PROVIDED TEXT.
+++
# Woods m5 Dixie cutter?



## b349 (Jan 23, 2016)

Well I just purchased a used m5 brush hog for my 220d. It was a killer deal I could not pass up. My question or fear rather is that this implement is a bit too large. Has anyone ran one of these? I'm not looking to chop saplings down just keep my field knocked down in the summer.


----------



## sixbales (May 18, 2011)

Howdy b349,

Welcome aboard the tractor forum. 

A rule-of-thumb for brush hogs is 5 PTO HP per foot of mower width, but many guys use smaller (<20 HP) tractors to operate a 5' brush hog. Just go slow (2nd gear) in heavy cutting and it will work fine. Another trick is to take half-bites when the cutting gets rough. The only concern is if the mower will pick the front end of the tractor off the ground? Hook it up and give it a go!


----------



## winston (Aug 19, 2008)

I used an old FMC 5' sidewinder with my 2002D for years. As stated in previous post in heavy stuff might need to take smaller cuts. I am guessing that mower weighs in a tad over 500lbs. If correct a little front weight might help you out.


----------



## b349 (Jan 23, 2016)

Thank you for the responses.


----------



## Thomas (Nov 1, 2006)

Found out dryer the grass etc. easier quicker cutting.


----------
+++
DATASET EXTRACT.
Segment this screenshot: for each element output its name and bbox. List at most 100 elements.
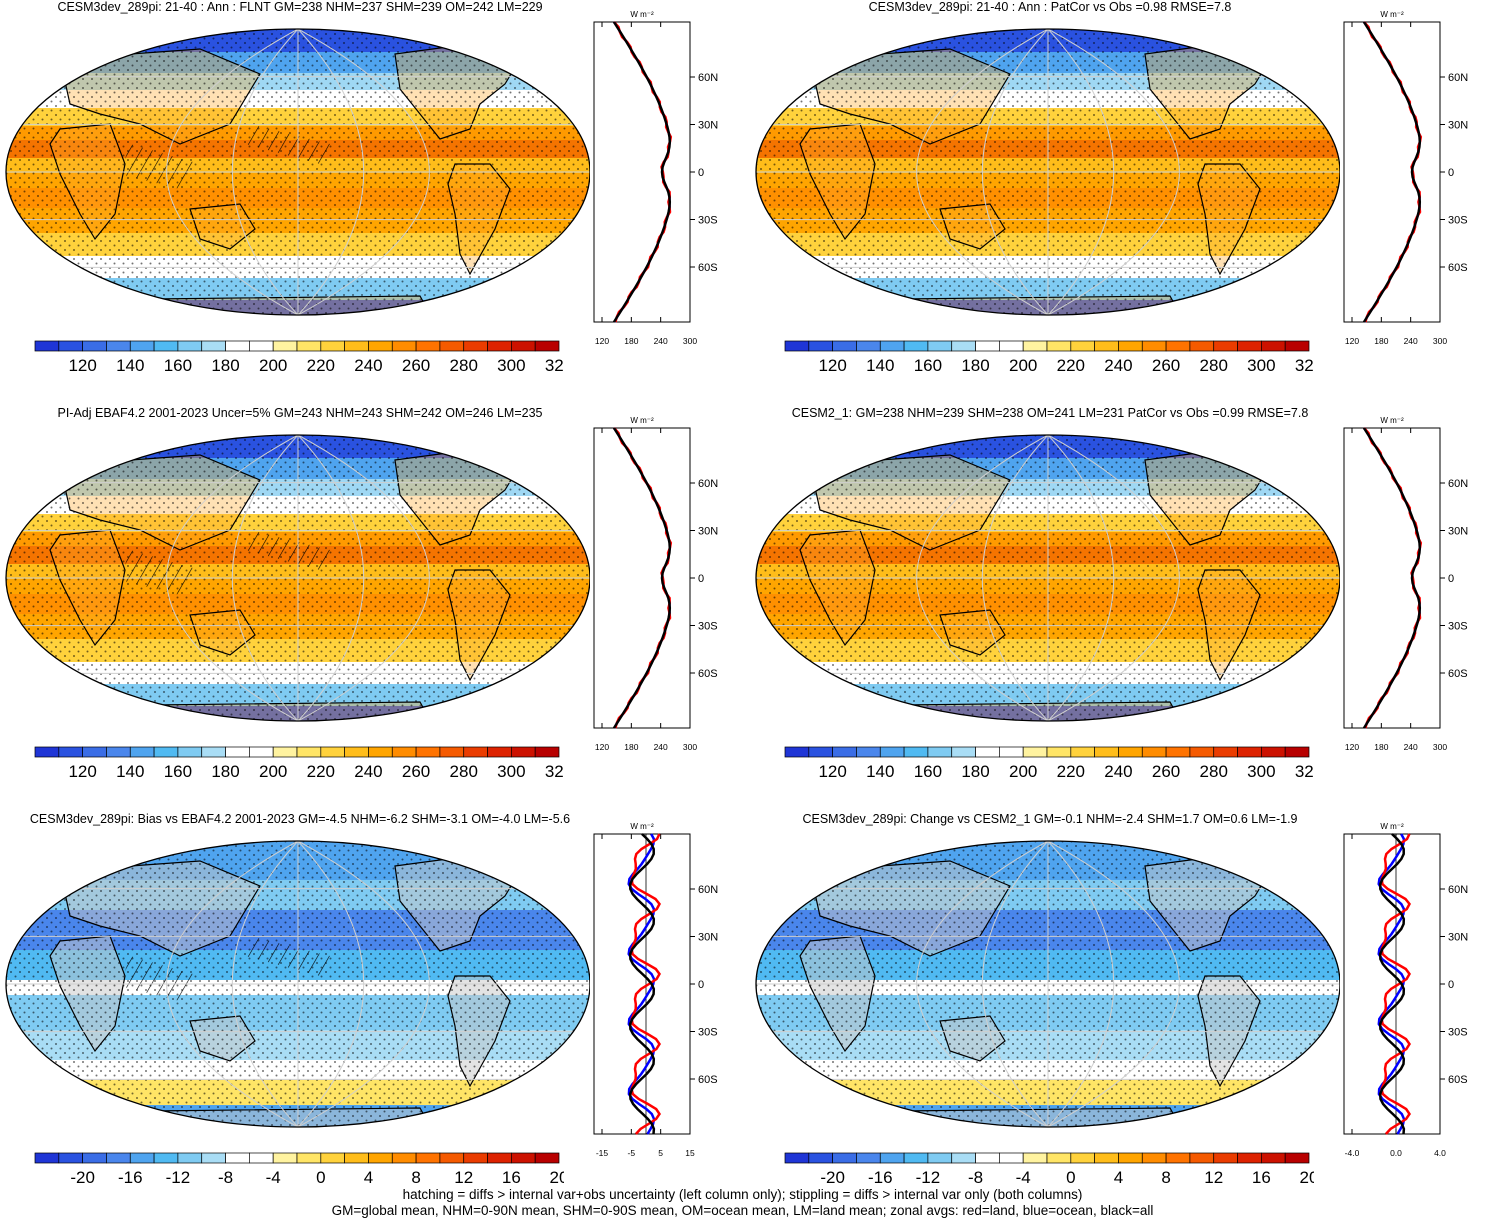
colorbar-label: 8	[411, 1168, 420, 1187]
colorbar-label: 120	[818, 762, 846, 781]
x-tick-label: 120	[595, 742, 609, 752]
panel-p4: CESM2_1: GM=238 NHM=239 SHM=238 OM=241 L…	[750, 406, 1485, 812]
colorbar-label: 260	[402, 356, 430, 375]
panel-title: CESM2_1: GM=238 NHM=239 SHM=238 OM=241 L…	[791, 406, 1309, 420]
robinson-map	[755, 28, 1340, 316]
x-tick-label: 180	[624, 742, 638, 752]
lat-tick-label: 60N	[698, 72, 718, 84]
units-label: W m⁻²	[1380, 10, 1404, 19]
colorbar-label: 320	[1295, 762, 1314, 781]
colorbar-label: 4	[364, 1168, 373, 1187]
robinson-map	[5, 434, 590, 722]
lat-tick-label: 60N	[1448, 884, 1468, 896]
colorbar-label: 300	[1247, 762, 1275, 781]
colorbar: 120 140 160 180 200 220 240 260 280 300 320	[784, 340, 1314, 375]
colorbar-label: 0	[316, 1168, 325, 1187]
colorbar-label: 8	[1161, 1168, 1170, 1187]
colorbar-label: -16	[868, 1168, 893, 1187]
panel-title: CESM3dev_289pi: Change vs CESM2_1 GM=-0.…	[802, 812, 1298, 826]
colorbar-label: 160	[164, 762, 192, 781]
colorbar-label: -8	[968, 1168, 983, 1187]
lat-tick-label: 60S	[698, 262, 718, 274]
x-tick-label: -5	[628, 1148, 636, 1158]
colorbar-label: 16	[502, 1168, 521, 1187]
lat-tick-label: 60S	[1448, 262, 1468, 274]
panel-p2: CESM3dev_289pi: 21-40 : Ann : PatCor vs …	[750, 0, 1485, 406]
lat-tick-label: 30S	[698, 621, 718, 633]
colorbar-label: 160	[914, 356, 942, 375]
lat-tick-label: 30N	[698, 120, 718, 132]
colorbar-label: 160	[164, 356, 192, 375]
lat-tick-label: 60S	[1448, 668, 1468, 680]
units-label: W m⁻²	[630, 416, 654, 425]
zonal-mean-plot: W m⁻² 60N 30N 0 30S 60S 120 180 240 300	[1343, 10, 1468, 346]
x-tick-label: 300	[1433, 742, 1447, 752]
colorbar-label: 220	[1057, 356, 1085, 375]
colorbar-label: 12	[454, 1168, 473, 1187]
colorbar-label: 180	[211, 762, 239, 781]
zonal-mean-plot: W m⁻² 60N 30N 0 30S 60S -4.0 0.0 4.0	[1343, 822, 1468, 1158]
colorbar-label: 240	[1104, 762, 1132, 781]
robinson-map	[5, 28, 590, 316]
colorbar-label: 180	[211, 356, 239, 375]
x-tick-label: 300	[1433, 336, 1447, 346]
colorbar: 120 140 160 180 200 220 240 260 280 300 320	[34, 746, 564, 781]
lat-tick-label: 30S	[698, 215, 718, 227]
colorbar-label: 180	[961, 762, 989, 781]
lat-tick-label: 30S	[698, 1027, 718, 1039]
colorbar-label: 4	[1114, 1168, 1123, 1187]
lat-tick-label: 30S	[1448, 621, 1468, 633]
colorbar-label: 120	[68, 356, 96, 375]
panel-p1: CESM3dev_289pi: 21-40 : Ann : FLNT GM=23…	[0, 0, 742, 406]
lat-tick-label: 60N	[1448, 72, 1468, 84]
colorbar-label: 280	[450, 762, 478, 781]
units-label: W m⁻²	[1380, 822, 1404, 831]
colorbar-label: 140	[866, 762, 894, 781]
x-tick-label: -4.0	[1345, 1148, 1360, 1158]
colorbar-label: -20	[820, 1168, 845, 1187]
colorbar-label: 200	[259, 356, 287, 375]
x-tick-label: 240	[1404, 742, 1418, 752]
colorbar-label: 240	[354, 762, 382, 781]
robinson-map	[5, 840, 590, 1128]
lat-tick-label: 60N	[1448, 478, 1468, 490]
colorbar-label: -20	[70, 1168, 95, 1187]
lat-tick-label: 30N	[698, 932, 718, 944]
lat-tick-label: 0	[1448, 979, 1454, 991]
panel-title: PI-Adj EBAF4.2 2001-2023 Uncer=5% GM=243…	[57, 406, 543, 420]
panel-p3: PI-Adj EBAF4.2 2001-2023 Uncer=5% GM=243…	[0, 406, 742, 812]
zonal-mean-plot: W m⁻² 60N 30N 0 30S 60S 120 180 240 300	[593, 10, 718, 346]
colorbar-label: 12	[1204, 1168, 1223, 1187]
colorbar-label: 260	[1152, 762, 1180, 781]
colorbar-label: 300	[1247, 356, 1275, 375]
footer-notes: hatching = diffs > internal var+obs unce…	[0, 1187, 1485, 1219]
colorbar: 120 140 160 180 200 220 240 260 280 300 320	[784, 746, 1314, 781]
lat-tick-label: 30S	[1448, 215, 1468, 227]
x-tick-label: 120	[1345, 336, 1359, 346]
x-tick-label: 120	[595, 336, 609, 346]
colorbar: -20 -16 -12 -8 -4 0 4 8 12 16 20	[34, 1152, 564, 1187]
robinson-map	[755, 434, 1340, 722]
lat-tick-label: 60S	[1448, 1074, 1468, 1086]
colorbar-label: -12	[916, 1168, 941, 1187]
x-tick-label: 240	[1404, 336, 1418, 346]
colorbar: -20 -16 -12 -8 -4 0 4 8 12 16 20	[784, 1152, 1314, 1187]
units-label: W m⁻²	[1380, 416, 1404, 425]
x-tick-label: 5	[658, 1148, 663, 1158]
colorbar-label: 140	[116, 356, 144, 375]
lat-tick-label: 30N	[1448, 120, 1468, 132]
lat-tick-label: 0	[698, 167, 704, 179]
x-tick-label: 15	[685, 1148, 695, 1158]
colorbar-label: -8	[218, 1168, 233, 1187]
colorbar-label: 320	[1295, 356, 1314, 375]
colorbar-label: 220	[307, 356, 335, 375]
colorbar-label: 320	[545, 356, 564, 375]
lat-tick-label: 60N	[698, 884, 718, 896]
zonal-mean-plot: W m⁻² 60N 30N 0 30S 60S 120 180 240 300	[593, 416, 718, 752]
colorbar-label: 160	[914, 762, 942, 781]
colorbar-label: 260	[402, 762, 430, 781]
colorbar-label: 140	[866, 356, 894, 375]
colorbar-label: -12	[166, 1168, 191, 1187]
x-tick-label: 240	[654, 336, 668, 346]
x-tick-label: 240	[654, 742, 668, 752]
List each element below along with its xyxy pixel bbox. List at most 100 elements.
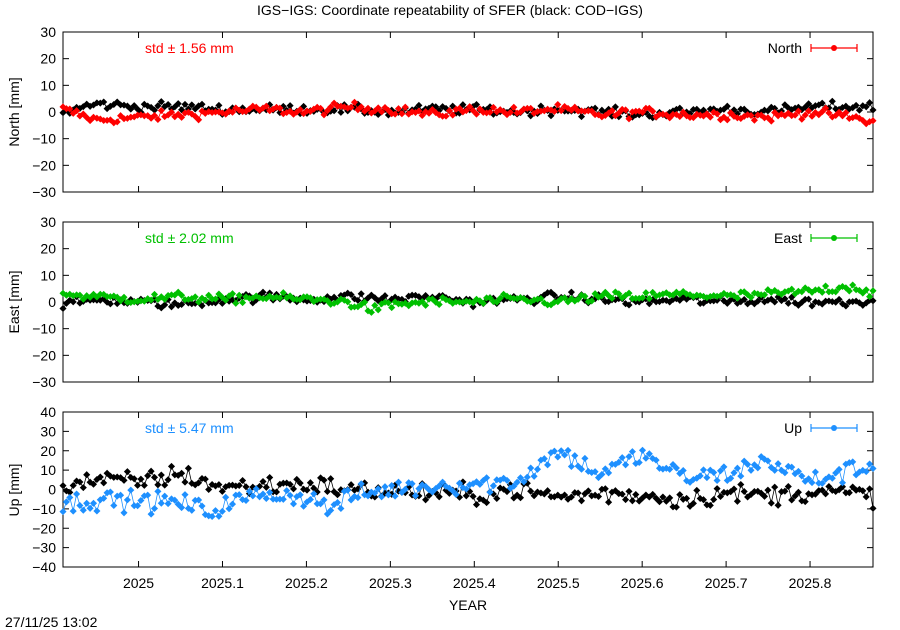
- y-tick-label: 10: [40, 462, 56, 478]
- data-point: [293, 475, 301, 483]
- data-point: [364, 492, 372, 500]
- data-point: [622, 106, 630, 114]
- data-point: [723, 102, 731, 110]
- up-legend-label: Up: [784, 420, 802, 436]
- data-point: [638, 294, 647, 302]
- data-point: [93, 507, 101, 515]
- data-point: [73, 490, 81, 498]
- data-point: [791, 111, 799, 119]
- data-point: [845, 489, 853, 497]
- data-point: [347, 103, 355, 111]
- data-point: [442, 112, 450, 120]
- data-point: [533, 465, 542, 473]
- data-point: [435, 300, 443, 309]
- data-point: [818, 479, 826, 487]
- data-point: [798, 288, 806, 296]
- data-point: [716, 467, 725, 475]
- data-point: [530, 492, 538, 500]
- data-point: [828, 474, 836, 482]
- data-point: [496, 294, 504, 302]
- data-point: [259, 490, 267, 498]
- data-point: [178, 300, 186, 309]
- data-point: [201, 296, 209, 304]
- data-point: [296, 491, 304, 499]
- north-legend-key: [810, 44, 858, 52]
- data-point: [394, 478, 403, 486]
- data-point: [117, 491, 125, 499]
- data-point: [723, 116, 731, 124]
- data-point: [567, 462, 575, 471]
- data-point: [618, 454, 626, 462]
- data-point: [605, 498, 613, 506]
- data-point: [493, 494, 501, 503]
- data-point: [642, 454, 650, 462]
- data-point: [262, 102, 270, 110]
- data-point: [655, 498, 664, 506]
- up-y-axis: 40 30 20 10 0 −10 −20 −30 −40: [32, 404, 873, 575]
- y-tick-label: 30: [40, 423, 56, 439]
- data-point: [455, 479, 464, 487]
- data-point: [608, 107, 616, 115]
- data-point: [591, 468, 599, 476]
- data-point: [747, 293, 755, 301]
- data-point: [730, 485, 738, 493]
- data-point: [564, 446, 572, 454]
- data-point: [649, 490, 657, 498]
- data-point: [513, 478, 521, 486]
- data-point: [286, 491, 294, 499]
- data-point: [581, 292, 589, 300]
- data-point: [235, 481, 243, 490]
- data-point: [625, 115, 633, 123]
- data-point: [554, 100, 562, 109]
- data-point: [798, 472, 806, 480]
- y-tick-label: −30: [32, 184, 56, 200]
- east-reference-series: [59, 288, 877, 313]
- data-point: [188, 101, 196, 109]
- north-std-label: std ± 1.56 mm: [145, 40, 234, 56]
- data-point: [849, 458, 857, 466]
- data-point: [781, 487, 789, 495]
- data-point: [801, 111, 809, 119]
- data-point: [598, 470, 606, 478]
- data-point: [361, 298, 369, 306]
- data-point: [242, 483, 250, 491]
- data-point: [279, 495, 287, 503]
- data-point: [422, 301, 430, 309]
- data-point: [205, 291, 213, 299]
- data-point: [666, 494, 674, 502]
- up-reference-series: [59, 462, 877, 512]
- data-point: [327, 103, 335, 111]
- data-point: [503, 476, 511, 484]
- data-point: [510, 482, 518, 490]
- data-point: [232, 299, 240, 307]
- data-point: [818, 99, 826, 107]
- data-point: [262, 494, 270, 503]
- data-point: [306, 294, 314, 302]
- data-point: [86, 504, 94, 512]
- data-point: [618, 490, 626, 498]
- data-point: [330, 107, 338, 115]
- data-point: [239, 476, 247, 485]
- data-point: [672, 464, 680, 472]
- data-point: [123, 468, 131, 476]
- data-point: [100, 479, 108, 487]
- legend-marker: [831, 45, 837, 51]
- data-point: [449, 111, 457, 119]
- data-point: [157, 471, 165, 479]
- east-legend-label: East: [774, 230, 802, 246]
- data-point: [862, 286, 870, 294]
- data-point: [198, 302, 206, 310]
- data-point: [283, 487, 291, 495]
- data-point: [425, 109, 433, 117]
- data-point: [788, 463, 796, 471]
- data-point: [771, 104, 779, 112]
- data-point: [100, 494, 108, 502]
- east-std-label: std ± 2.02 mm: [145, 230, 234, 246]
- data-point: [205, 485, 213, 494]
- data-point: [130, 475, 138, 483]
- north-series: [59, 98, 877, 128]
- data-point: [845, 287, 853, 295]
- data-point: [150, 290, 159, 298]
- data-point: [320, 476, 328, 484]
- data-point: [120, 293, 128, 301]
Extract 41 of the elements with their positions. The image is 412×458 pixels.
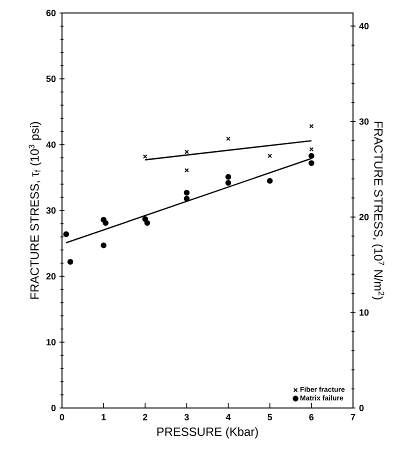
y2-tick-label: 10 (360, 309, 369, 316)
point (226, 136, 230, 141)
point (184, 168, 189, 173)
y2-tick-label: 0 (359, 404, 364, 412)
y-tick-label: 60 (46, 10, 56, 16)
x-axis-title: PRESSURE (Kbar) (157, 427, 258, 438)
point (268, 154, 272, 158)
point (144, 220, 150, 226)
y-tick-label: 50 (46, 76, 56, 82)
point (309, 147, 314, 152)
y-tick-label: 10 (46, 338, 56, 346)
x-tick-label: 3 (184, 414, 189, 420)
y-tick-label: 0 (51, 404, 56, 412)
point (309, 124, 314, 128)
y2-tick-label: 30 (359, 118, 369, 125)
x-tick-label: 4 (226, 414, 231, 420)
point (102, 220, 109, 226)
x-tick-label: 5 (268, 414, 272, 420)
point (184, 196, 190, 202)
y2-tick-label: 40 (359, 22, 369, 30)
x-tick-label: 2 (142, 414, 148, 420)
x-tick-label: 7 (350, 414, 356, 420)
point (67, 258, 74, 265)
point (308, 152, 314, 159)
point (225, 180, 232, 186)
y-tick-label: 40 (46, 141, 56, 148)
point (184, 190, 190, 196)
x-tick-label: 6 (309, 414, 314, 420)
point (100, 242, 106, 248)
point (266, 178, 273, 184)
y2-tick-label: 20 (359, 214, 369, 220)
y2-axis-title: FRACTURE STRESS, (10$^{7}$ N/m$^{2}$) (372, 122, 384, 300)
x-tick-label: 1 (102, 414, 106, 420)
point (225, 174, 232, 180)
x-tick-label: 0 (60, 414, 64, 420)
y-axis-title: FRACTURE STRESS, τ$_{f}$ (10$^{3}$ psi) (28, 122, 42, 299)
y-tick-label: 30 (46, 207, 56, 214)
point (308, 160, 314, 166)
y-tick-label: 20 (46, 273, 56, 280)
point (184, 150, 189, 154)
point (63, 231, 70, 238)
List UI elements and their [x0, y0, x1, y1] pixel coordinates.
+++
WRITTEN TASK.
In the brush hog forum thread, what rule of thumb does sixbales give for sizing a brush hog to a tractor?

SOLVED EXERCISE.
Five PTO horsepower per foot of mower width.